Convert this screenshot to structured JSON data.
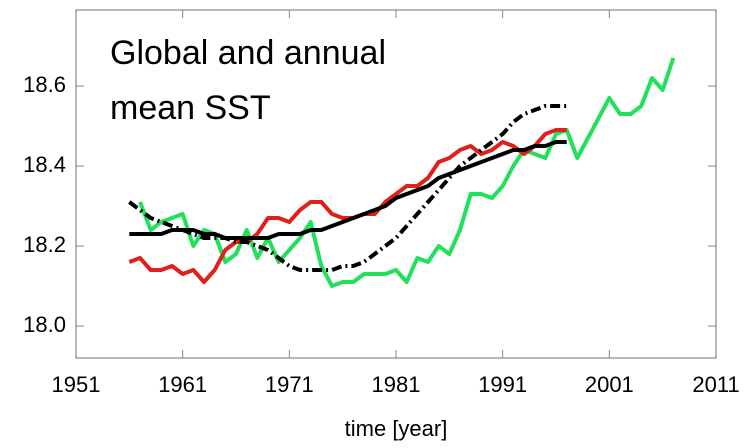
{
  "chart_data": {
    "type": "line",
    "annotation_lines": [
      "Global and annual",
      "mean SST"
    ],
    "x_label": "time [year]",
    "xlim": [
      1951,
      2011
    ],
    "xticks": [
      1951,
      1961,
      1971,
      1981,
      1991,
      2001,
      2011
    ],
    "ylim": [
      17.92,
      18.79
    ],
    "yticks": [
      {
        "value": 18,
        "label": "18.0"
      },
      18.2,
      18.4,
      18.6
    ],
    "series": [
      {
        "color": "#22e05a",
        "dash": "solid",
        "x": [
          1957,
          1958,
          1959,
          1960,
          1961,
          1962,
          1963,
          1964,
          1965,
          1966,
          1967,
          1968,
          1969,
          1970,
          1971,
          1972,
          1973,
          1974,
          1975,
          1976,
          1977,
          1978,
          1979,
          1980,
          1981,
          1982,
          1983,
          1984,
          1985,
          1986,
          1987,
          1988,
          1989,
          1990,
          1991,
          1992,
          1993,
          1994,
          1995,
          1996,
          1997,
          1998,
          1999,
          2000,
          2001,
          2002,
          2003,
          2004,
          2005,
          2006,
          2007
        ],
        "values": [
          18.31,
          18.24,
          18.26,
          18.27,
          18.28,
          18.2,
          18.24,
          18.23,
          18.16,
          18.18,
          18.24,
          18.17,
          18.22,
          18.16,
          18.19,
          18.22,
          18.26,
          18.15,
          18.1,
          18.11,
          18.11,
          18.13,
          18.13,
          18.13,
          18.14,
          18.11,
          18.17,
          18.16,
          18.2,
          18.18,
          18.24,
          18.33,
          18.33,
          18.32,
          18.35,
          18.4,
          18.44,
          18.43,
          18.42,
          18.48,
          18.49,
          18.42,
          18.47,
          18.52,
          18.57,
          18.53,
          18.53,
          18.55,
          18.62,
          18.59,
          18.67
        ]
      },
      {
        "color": "#e0201c",
        "dash": "solid",
        "x": [
          1956,
          1957,
          1958,
          1959,
          1960,
          1961,
          1962,
          1963,
          1964,
          1965,
          1966,
          1967,
          1968,
          1969,
          1970,
          1971,
          1972,
          1973,
          1974,
          1975,
          1976,
          1977,
          1978,
          1979,
          1980,
          1981,
          1982,
          1983,
          1984,
          1985,
          1986,
          1987,
          1988,
          1989,
          1990,
          1991,
          1992,
          1993,
          1994,
          1995,
          1996,
          1997
        ],
        "values": [
          18.16,
          18.17,
          18.14,
          18.14,
          18.15,
          18.13,
          18.14,
          18.11,
          18.14,
          18.19,
          18.21,
          18.21,
          18.23,
          18.27,
          18.27,
          18.26,
          18.29,
          18.31,
          18.31,
          18.28,
          18.27,
          18.27,
          18.28,
          18.28,
          18.31,
          18.33,
          18.35,
          18.35,
          18.37,
          18.41,
          18.42,
          18.44,
          18.45,
          18.43,
          18.44,
          18.46,
          18.45,
          18.43,
          18.45,
          18.48,
          18.49,
          18.49
        ]
      },
      {
        "color": "#000000",
        "dash": "solid",
        "x": [
          1956,
          1957,
          1958,
          1959,
          1960,
          1961,
          1962,
          1963,
          1964,
          1965,
          1966,
          1967,
          1968,
          1969,
          1970,
          1971,
          1972,
          1973,
          1974,
          1975,
          1976,
          1977,
          1978,
          1979,
          1980,
          1981,
          1982,
          1983,
          1984,
          1985,
          1986,
          1987,
          1988,
          1989,
          1990,
          1991,
          1992,
          1993,
          1994,
          1995,
          1996,
          1997
        ],
        "values": [
          18.23,
          18.23,
          18.23,
          18.23,
          18.24,
          18.24,
          18.24,
          18.23,
          18.23,
          18.22,
          18.22,
          18.22,
          18.22,
          18.22,
          18.23,
          18.23,
          18.23,
          18.24,
          18.24,
          18.25,
          18.26,
          18.27,
          18.28,
          18.29,
          18.3,
          18.32,
          18.33,
          18.34,
          18.35,
          18.37,
          18.38,
          18.39,
          18.4,
          18.41,
          18.42,
          18.43,
          18.44,
          18.44,
          18.45,
          18.45,
          18.46,
          18.46
        ]
      },
      {
        "color": "#000000",
        "dash": "dash-dot",
        "x": [
          1956,
          1957,
          1958,
          1959,
          1960,
          1961,
          1962,
          1963,
          1964,
          1965,
          1966,
          1967,
          1968,
          1969,
          1970,
          1971,
          1972,
          1973,
          1974,
          1975,
          1976,
          1977,
          1978,
          1979,
          1980,
          1981,
          1982,
          1983,
          1984,
          1985,
          1986,
          1987,
          1988,
          1989,
          1990,
          1991,
          1992,
          1993,
          1994,
          1995,
          1996,
          1997
        ],
        "values": [
          18.31,
          18.29,
          18.27,
          18.26,
          18.25,
          18.24,
          18.23,
          18.22,
          18.22,
          18.22,
          18.21,
          18.21,
          18.2,
          18.19,
          18.17,
          18.15,
          18.14,
          18.14,
          18.14,
          18.14,
          18.15,
          18.15,
          18.16,
          18.18,
          18.2,
          18.22,
          18.25,
          18.28,
          18.31,
          18.34,
          18.37,
          18.4,
          18.42,
          18.44,
          18.46,
          18.48,
          18.51,
          18.53,
          18.54,
          18.55,
          18.55,
          18.55
        ]
      }
    ]
  }
}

☆ ☆ ☆ ☆ ☆

Set every line down exactly as written, leaving each picture out.

Convert this screenshot to structured JSON data.
{
  "chart_data": {
    "type": "line",
    "annotation_lines": [
      "Global and annual",
      "mean SST"
    ],
    "x_label": "time [year]",
    "xlim": [
      1951,
      2011
    ],
    "xticks": [
      1951,
      1961,
      1971,
      1981,
      1991,
      2001,
      2011
    ],
    "ylim": [
      17.92,
      18.79
    ],
    "yticks": [
      {
        "value": 18,
        "label": "18.0"
      },
      18.2,
      18.4,
      18.6
    ],
    "series": [
      {
        "color": "#22e05a",
        "dash": "solid",
        "x": [
          1957,
          1958,
          1959,
          1960,
          1961,
          1962,
          1963,
          1964,
          1965,
          1966,
          1967,
          1968,
          1969,
          1970,
          1971,
          1972,
          1973,
          1974,
          1975,
          1976,
          1977,
          1978,
          1979,
          1980,
          1981,
          1982,
          1983,
          1984,
          1985,
          1986,
          1987,
          1988,
          1989,
          1990,
          1991,
          1992,
          1993,
          1994,
          1995,
          1996,
          1997,
          1998,
          1999,
          2000,
          2001,
          2002,
          2003,
          2004,
          2005,
          2006,
          2007
        ],
        "values": [
          18.31,
          18.24,
          18.26,
          18.27,
          18.28,
          18.2,
          18.24,
          18.23,
          18.16,
          18.18,
          18.24,
          18.17,
          18.22,
          18.16,
          18.19,
          18.22,
          18.26,
          18.15,
          18.1,
          18.11,
          18.11,
          18.13,
          18.13,
          18.13,
          18.14,
          18.11,
          18.17,
          18.16,
          18.2,
          18.18,
          18.24,
          18.33,
          18.33,
          18.32,
          18.35,
          18.4,
          18.44,
          18.43,
          18.42,
          18.48,
          18.49,
          18.42,
          18.47,
          18.52,
          18.57,
          18.53,
          18.53,
          18.55,
          18.62,
          18.59,
          18.67
        ]
      },
      {
        "color": "#e0201c",
        "dash": "solid",
        "x": [
          1956,
          1957,
          1958,
          1959,
          1960,
          1961,
          1962,
          1963,
          1964,
          1965,
          1966,
          1967,
          1968,
          1969,
          1970,
          1971,
          1972,
          1973,
          1974,
          1975,
          1976,
          1977,
          1978,
          1979,
          1980,
          1981,
          1982,
          1983,
          1984,
          1985,
          1986,
          1987,
          1988,
          1989,
          1990,
          1991,
          1992,
          1993,
          1994,
          1995,
          1996,
          1997
        ],
        "values": [
          18.16,
          18.17,
          18.14,
          18.14,
          18.15,
          18.13,
          18.14,
          18.11,
          18.14,
          18.19,
          18.21,
          18.21,
          18.23,
          18.27,
          18.27,
          18.26,
          18.29,
          18.31,
          18.31,
          18.28,
          18.27,
          18.27,
          18.28,
          18.28,
          18.31,
          18.33,
          18.35,
          18.35,
          18.37,
          18.41,
          18.42,
          18.44,
          18.45,
          18.43,
          18.44,
          18.46,
          18.45,
          18.43,
          18.45,
          18.48,
          18.49,
          18.49
        ]
      },
      {
        "color": "#000000",
        "dash": "solid",
        "x": [
          1956,
          1957,
          1958,
          1959,
          1960,
          1961,
          1962,
          1963,
          1964,
          1965,
          1966,
          1967,
          1968,
          1969,
          1970,
          1971,
          1972,
          1973,
          1974,
          1975,
          1976,
          1977,
          1978,
          1979,
          1980,
          1981,
          1982,
          1983,
          1984,
          1985,
          1986,
          1987,
          1988,
          1989,
          1990,
          1991,
          1992,
          1993,
          1994,
          1995,
          1996,
          1997
        ],
        "values": [
          18.23,
          18.23,
          18.23,
          18.23,
          18.24,
          18.24,
          18.24,
          18.23,
          18.23,
          18.22,
          18.22,
          18.22,
          18.22,
          18.22,
          18.23,
          18.23,
          18.23,
          18.24,
          18.24,
          18.25,
          18.26,
          18.27,
          18.28,
          18.29,
          18.3,
          18.32,
          18.33,
          18.34,
          18.35,
          18.37,
          18.38,
          18.39,
          18.4,
          18.41,
          18.42,
          18.43,
          18.44,
          18.44,
          18.45,
          18.45,
          18.46,
          18.46
        ]
      },
      {
        "color": "#000000",
        "dash": "dash-dot",
        "x": [
          1956,
          1957,
          1958,
          1959,
          1960,
          1961,
          1962,
          1963,
          1964,
          1965,
          1966,
          1967,
          1968,
          1969,
          1970,
          1971,
          1972,
          1973,
          1974,
          1975,
          1976,
          1977,
          1978,
          1979,
          1980,
          1981,
          1982,
          1983,
          1984,
          1985,
          1986,
          1987,
          1988,
          1989,
          1990,
          1991,
          1992,
          1993,
          1994,
          1995,
          1996,
          1997
        ],
        "values": [
          18.31,
          18.29,
          18.27,
          18.26,
          18.25,
          18.24,
          18.23,
          18.22,
          18.22,
          18.22,
          18.21,
          18.21,
          18.2,
          18.19,
          18.17,
          18.15,
          18.14,
          18.14,
          18.14,
          18.14,
          18.15,
          18.15,
          18.16,
          18.18,
          18.2,
          18.22,
          18.25,
          18.28,
          18.31,
          18.34,
          18.37,
          18.4,
          18.42,
          18.44,
          18.46,
          18.48,
          18.51,
          18.53,
          18.54,
          18.55,
          18.55,
          18.55
        ]
      }
    ]
  }
}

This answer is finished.